- _AIM OF THE EXERCISE_
Every line below is to be quoted exactly, with nothing added or dropped.

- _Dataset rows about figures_
···
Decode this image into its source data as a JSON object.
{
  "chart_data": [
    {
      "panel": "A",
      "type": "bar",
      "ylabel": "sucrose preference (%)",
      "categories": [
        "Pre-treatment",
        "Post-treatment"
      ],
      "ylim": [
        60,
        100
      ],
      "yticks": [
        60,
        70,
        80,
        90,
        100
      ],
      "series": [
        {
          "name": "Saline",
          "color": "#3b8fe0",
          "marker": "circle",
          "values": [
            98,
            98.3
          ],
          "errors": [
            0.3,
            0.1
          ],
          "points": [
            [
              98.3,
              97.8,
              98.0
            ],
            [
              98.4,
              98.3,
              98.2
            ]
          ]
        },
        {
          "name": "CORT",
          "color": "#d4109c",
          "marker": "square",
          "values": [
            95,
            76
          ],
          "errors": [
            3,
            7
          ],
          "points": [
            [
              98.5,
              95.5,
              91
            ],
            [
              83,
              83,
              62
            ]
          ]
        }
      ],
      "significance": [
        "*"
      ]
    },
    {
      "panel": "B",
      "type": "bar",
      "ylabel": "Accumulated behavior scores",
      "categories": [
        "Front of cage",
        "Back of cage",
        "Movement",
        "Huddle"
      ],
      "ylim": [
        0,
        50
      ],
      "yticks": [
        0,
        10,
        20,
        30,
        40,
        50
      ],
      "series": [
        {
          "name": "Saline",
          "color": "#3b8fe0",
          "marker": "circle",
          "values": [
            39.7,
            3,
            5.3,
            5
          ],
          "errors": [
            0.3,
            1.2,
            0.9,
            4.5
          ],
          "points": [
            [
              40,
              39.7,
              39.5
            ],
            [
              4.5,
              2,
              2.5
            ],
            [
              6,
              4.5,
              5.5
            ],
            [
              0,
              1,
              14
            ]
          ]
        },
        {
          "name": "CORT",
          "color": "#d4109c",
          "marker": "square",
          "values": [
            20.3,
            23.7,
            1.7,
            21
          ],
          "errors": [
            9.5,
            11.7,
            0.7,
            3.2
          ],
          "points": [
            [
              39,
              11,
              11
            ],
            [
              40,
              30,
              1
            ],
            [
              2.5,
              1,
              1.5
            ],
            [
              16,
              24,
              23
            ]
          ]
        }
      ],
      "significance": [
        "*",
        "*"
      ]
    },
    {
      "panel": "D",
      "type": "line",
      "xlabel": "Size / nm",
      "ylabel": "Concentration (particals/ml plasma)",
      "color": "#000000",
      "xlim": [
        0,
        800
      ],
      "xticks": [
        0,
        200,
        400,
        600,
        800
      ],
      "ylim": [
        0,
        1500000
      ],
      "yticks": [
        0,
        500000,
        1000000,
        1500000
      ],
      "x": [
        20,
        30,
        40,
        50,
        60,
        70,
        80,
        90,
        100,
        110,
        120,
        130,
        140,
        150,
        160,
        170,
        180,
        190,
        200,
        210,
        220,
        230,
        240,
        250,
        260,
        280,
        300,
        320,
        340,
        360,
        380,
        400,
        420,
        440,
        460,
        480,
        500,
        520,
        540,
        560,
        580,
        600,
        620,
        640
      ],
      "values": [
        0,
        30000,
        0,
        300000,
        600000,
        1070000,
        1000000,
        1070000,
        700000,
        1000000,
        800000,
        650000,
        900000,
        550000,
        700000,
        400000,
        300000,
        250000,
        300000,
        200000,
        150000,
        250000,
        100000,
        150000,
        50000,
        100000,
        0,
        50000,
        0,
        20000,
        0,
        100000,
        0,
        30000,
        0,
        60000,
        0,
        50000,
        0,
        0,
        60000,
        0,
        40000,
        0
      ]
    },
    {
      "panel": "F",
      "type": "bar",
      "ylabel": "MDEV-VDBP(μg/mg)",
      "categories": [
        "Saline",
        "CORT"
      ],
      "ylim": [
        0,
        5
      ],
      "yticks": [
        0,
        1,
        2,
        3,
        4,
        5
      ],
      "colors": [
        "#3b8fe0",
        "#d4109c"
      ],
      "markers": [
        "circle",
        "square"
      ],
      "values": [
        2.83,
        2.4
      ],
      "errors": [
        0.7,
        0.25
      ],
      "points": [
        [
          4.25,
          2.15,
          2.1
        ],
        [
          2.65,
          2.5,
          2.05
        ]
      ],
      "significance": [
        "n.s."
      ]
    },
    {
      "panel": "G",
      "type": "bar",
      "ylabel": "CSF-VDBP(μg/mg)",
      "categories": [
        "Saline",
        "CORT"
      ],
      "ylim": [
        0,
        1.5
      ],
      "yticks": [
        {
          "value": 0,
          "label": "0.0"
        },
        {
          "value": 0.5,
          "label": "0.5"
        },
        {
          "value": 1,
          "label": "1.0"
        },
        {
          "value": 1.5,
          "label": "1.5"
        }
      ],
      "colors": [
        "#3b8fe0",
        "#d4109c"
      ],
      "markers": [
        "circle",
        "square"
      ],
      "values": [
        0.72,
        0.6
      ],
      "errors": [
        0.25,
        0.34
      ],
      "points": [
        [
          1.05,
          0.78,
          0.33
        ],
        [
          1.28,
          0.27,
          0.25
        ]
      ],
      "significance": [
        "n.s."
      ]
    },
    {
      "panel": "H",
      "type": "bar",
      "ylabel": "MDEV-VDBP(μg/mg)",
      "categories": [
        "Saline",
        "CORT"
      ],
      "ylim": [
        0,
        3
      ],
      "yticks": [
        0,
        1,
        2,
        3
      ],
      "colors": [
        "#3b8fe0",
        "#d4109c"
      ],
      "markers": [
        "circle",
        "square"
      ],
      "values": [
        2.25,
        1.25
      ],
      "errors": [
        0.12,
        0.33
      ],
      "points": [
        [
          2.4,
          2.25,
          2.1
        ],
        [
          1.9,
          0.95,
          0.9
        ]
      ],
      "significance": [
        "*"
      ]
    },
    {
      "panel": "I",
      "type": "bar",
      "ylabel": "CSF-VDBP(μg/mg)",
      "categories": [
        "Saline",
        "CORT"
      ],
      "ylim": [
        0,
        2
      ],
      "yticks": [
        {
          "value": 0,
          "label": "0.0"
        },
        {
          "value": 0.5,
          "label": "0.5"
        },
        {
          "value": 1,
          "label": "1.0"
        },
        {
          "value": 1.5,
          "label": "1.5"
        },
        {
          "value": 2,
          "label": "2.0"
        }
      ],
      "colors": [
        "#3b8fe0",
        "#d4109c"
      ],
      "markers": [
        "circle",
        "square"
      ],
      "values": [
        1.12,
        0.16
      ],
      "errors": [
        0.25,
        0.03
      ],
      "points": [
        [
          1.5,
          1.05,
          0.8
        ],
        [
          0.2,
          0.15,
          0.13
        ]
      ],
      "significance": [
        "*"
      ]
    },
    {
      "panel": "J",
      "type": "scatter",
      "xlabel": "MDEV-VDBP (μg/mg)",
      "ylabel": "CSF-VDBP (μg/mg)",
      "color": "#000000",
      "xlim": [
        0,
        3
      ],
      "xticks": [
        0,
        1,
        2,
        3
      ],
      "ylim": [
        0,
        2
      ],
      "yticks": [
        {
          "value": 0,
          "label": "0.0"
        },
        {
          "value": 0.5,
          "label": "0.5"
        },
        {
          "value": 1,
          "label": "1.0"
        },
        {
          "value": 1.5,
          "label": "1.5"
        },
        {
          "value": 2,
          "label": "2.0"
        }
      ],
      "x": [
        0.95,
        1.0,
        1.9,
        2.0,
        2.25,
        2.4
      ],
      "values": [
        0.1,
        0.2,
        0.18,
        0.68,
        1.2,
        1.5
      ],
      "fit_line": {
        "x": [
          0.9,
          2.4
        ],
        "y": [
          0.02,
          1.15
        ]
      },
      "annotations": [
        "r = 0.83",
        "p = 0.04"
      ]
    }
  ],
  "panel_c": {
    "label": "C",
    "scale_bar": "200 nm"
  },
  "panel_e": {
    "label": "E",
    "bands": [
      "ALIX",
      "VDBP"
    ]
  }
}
···
- _THE OUTPUT_
Decode this image into its source data as a JSON object.
{
  "chart_data": [
    {
      "panel": "A",
      "type": "bar",
      "ylabel": "sucrose preference (%)",
      "categories": [
        "Pre-treatment",
        "Post-treatment"
      ],
      "ylim": [
        60,
        100
      ],
      "yticks": [
        60,
        70,
        80,
        90,
        100
      ],
      "series": [
        {
          "name": "Saline",
          "color": "#3b8fe0",
          "marker": "circle",
          "values": [
            98,
            98.3
          ],
          "errors": [
            0.3,
            0.1
          ],
          "points": [
            [
              98.3,
              97.8,
              98.0
            ],
            [
              98.4,
              98.3,
              98.2
            ]
          ]
        },
        {
          "name": "CORT",
          "color": "#d4109c",
          "marker": "square",
          "values": [
            95,
            76
          ],
          "errors": [
            3,
            7
          ],
          "points": [
            [
              98.5,
              95.5,
              91
            ],
            [
              83,
              83,
              62
            ]
          ]
        }
      ],
      "significance": [
        "*"
      ]
    },
    {
      "panel": "B",
      "type": "bar",
      "ylabel": "Accumulated behavior scores",
      "categories": [
        "Front of cage",
        "Back of cage",
        "Movement",
        "Huddle"
      ],
      "ylim": [
        0,
        50
      ],
      "yticks": [
        0,
        10,
        20,
        30,
        40,
        50
      ],
      "series": [
        {
          "name": "Saline",
          "color": "#3b8fe0",
          "marker": "circle",
          "values": [
            39.7,
            3,
            5.3,
            5
          ],
          "errors": [
            0.3,
            1.2,
            0.9,
            4.5
          ],
          "points": [
            [
              40,
              39.7,
              39.5
            ],
            [
              4.5,
              2,
              2.5
            ],
            [
              6,
              4.5,
              5.5
            ],
            [
              0,
              1,
              14
            ]
          ]
        },
        {
          "name": "CORT",
          "color": "#d4109c",
          "marker": "square",
          "values": [
            20.3,
            23.7,
            1.7,
            21
          ],
          "errors": [
            9.5,
            11.7,
            0.7,
            3.2
          ],
          "points": [
            [
              39,
              11,
              11
            ],
            [
              40,
              30,
              1
            ],
            [
              2.5,
              1,
              1.5
            ],
            [
              16,
              24,
              23
            ]
          ]
        }
      ],
      "significance": [
        "*",
        "*"
      ]
    },
    {
      "panel": "D",
      "type": "line",
      "xlabel": "Size / nm",
      "ylabel": "Concentration (particals/ml plasma)",
      "color": "#000000",
      "xlim": [
        0,
        800
      ],
      "xticks": [
        0,
        200,
        400,
        600,
        800
      ],
      "ylim": [
        0,
        1500000
      ],
      "yticks": [
        0,
        500000,
        1000000,
        1500000
      ],
      "x": [
        20,
        30,
        40,
        50,
        60,
        70,
        80,
        90,
        100,
        110,
        120,
        130,
        140,
        150,
        160,
        170,
        180,
        190,
        200,
        210,
        220,
        230,
        240,
        250,
        260,
        280,
        300,
        320,
        340,
        360,
        380,
        400,
        420,
        440,
        460,
        480,
        500,
        520,
        540,
        560,
        580,
        600,
        620,
        640
      ],
      "values": [
        0,
        30000,
        0,
        300000,
        600000,
        1070000,
        1000000,
        1070000,
        700000,
        1000000,
        800000,
        650000,
        900000,
        550000,
        700000,
        400000,
        300000,
        250000,
        300000,
        200000,
        150000,
        250000,
        100000,
        150000,
        50000,
        100000,
        0,
        50000,
        0,
        20000,
        0,
        100000,
        0,
        30000,
        0,
        60000,
        0,
        50000,
        0,
        0,
        60000,
        0,
        40000,
        0
      ]
    },
    {
      "panel": "F",
      "type": "bar",
      "ylabel": "MDEV-VDBP(μg/mg)",
      "categories": [
        "Saline",
        "CORT"
      ],
      "ylim": [
        0,
        5
      ],
      "yticks": [
        0,
        1,
        2,
        3,
        4,
        5
      ],
      "colors": [
        "#3b8fe0",
        "#d4109c"
      ],
      "markers": [
        "circle",
        "square"
      ],
      "values": [
        2.83,
        2.4
      ],
      "errors": [
        0.7,
        0.25
      ],
      "points": [
        [
          4.25,
          2.15,
          2.1
        ],
        [
          2.65,
          2.5,
          2.05
        ]
      ],
      "significance": [
        "n.s."
      ]
    },
    {
      "panel": "G",
      "type": "bar",
      "ylabel": "CSF-VDBP(μg/mg)",
      "categories": [
        "Saline",
        "CORT"
      ],
      "ylim": [
        0,
        1.5
      ],
      "yticks": [
        {
          "value": 0,
          "label": "0.0"
        },
        {
          "value": 0.5,
          "label": "0.5"
        },
        {
          "value": 1,
          "label": "1.0"
        },
        {
          "value": 1.5,
          "label": "1.5"
        }
      ],
      "colors": [
        "#3b8fe0",
        "#d4109c"
      ],
      "markers": [
        "circle",
        "square"
      ],
      "values": [
        0.72,
        0.6
      ],
      "errors": [
        0.25,
        0.34
      ],
      "points": [
        [
          1.05,
          0.78,
          0.33
        ],
        [
          1.28,
          0.27,
          0.25
        ]
      ],
      "significance": [
        "n.s."
      ]
    },
    {
      "panel": "H",
      "type": "bar",
      "ylabel": "MDEV-VDBP(μg/mg)",
      "categories": [
        "Saline",
        "CORT"
      ],
      "ylim": [
        0,
        3
      ],
      "yticks": [
        0,
        1,
        2,
        3
      ],
      "colors": [
        "#3b8fe0",
        "#d4109c"
      ],
      "markers": [
        "circle",
        "square"
      ],
      "values": [
        2.25,
        1.25
      ],
      "errors": [
        0.12,
        0.33
      ],
      "points": [
        [
          2.4,
          2.25,
          2.1
        ],
        [
          1.9,
          0.95,
          0.9
        ]
      ],
      "significance": [
        "*"
      ]
    },
    {
      "panel": "I",
      "type": "bar",
      "ylabel": "CSF-VDBP(μg/mg)",
      "categories": [
        "Saline",
        "CORT"
      ],
      "ylim": [
        0,
        2
      ],
      "yticks": [
        {
          "value": 0,
          "label": "0.0"
        },
        {
          "value": 0.5,
          "label": "0.5"
        },
        {
          "value": 1,
          "label": "1.0"
        },
        {
          "value": 1.5,
          "label": "1.5"
        },
        {
          "value": 2,
          "label": "2.0"
        }
      ],
      "colors": [
        "#3b8fe0",
        "#d4109c"
      ],
      "markers": [
        "circle",
        "square"
      ],
      "values": [
        1.12,
        0.16
      ],
      "errors": [
        0.25,
        0.03
      ],
      "points": [
        [
          1.5,
          1.05,
          0.8
        ],
        [
          0.2,
          0.15,
          0.13
        ]
      ],
      "significance": [
        "*"
      ]
    },
    {
      "panel": "J",
      "type": "scatter",
      "xlabel": "MDEV-VDBP (μg/mg)",
      "ylabel": "CSF-VDBP (μg/mg)",
      "color": "#000000",
      "xlim": [
        0,
        3
      ],
      "xticks": [
        0,
        1,
        2,
        3
      ],
      "ylim": [
        0,
        2
      ],
      "yticks": [
        {
          "value": 0,
          "label": "0.0"
        },
        {
          "value": 0.5,
          "label": "0.5"
        },
        {
          "value": 1,
          "label": "1.0"
        },
        {
          "value": 1.5,
          "label": "1.5"
        },
        {
          "value": 2,
          "label": "2.0"
        }
      ],
      "x": [
        0.95,
        1.0,
        1.9,
        2.0,
        2.25,
        2.4
      ],
      "values": [
        0.1,
        0.2,
        0.18,
        0.68,
        1.2,
        1.5
      ],
      "fit_line": {
        "x": [
          0.9,
          2.4
        ],
        "y": [
          0.02,
          1.15
        ]
      },
      "annotations": [
        "r = 0.83",
        "p = 0.04"
      ]
    }
  ],
  "panel_c": {
    "label": "C",
    "scale_bar": "200 nm"
  },
  "panel_e": {
    "label": "E",
    "bands": [
      "ALIX",
      "VDBP"
    ]
  }
}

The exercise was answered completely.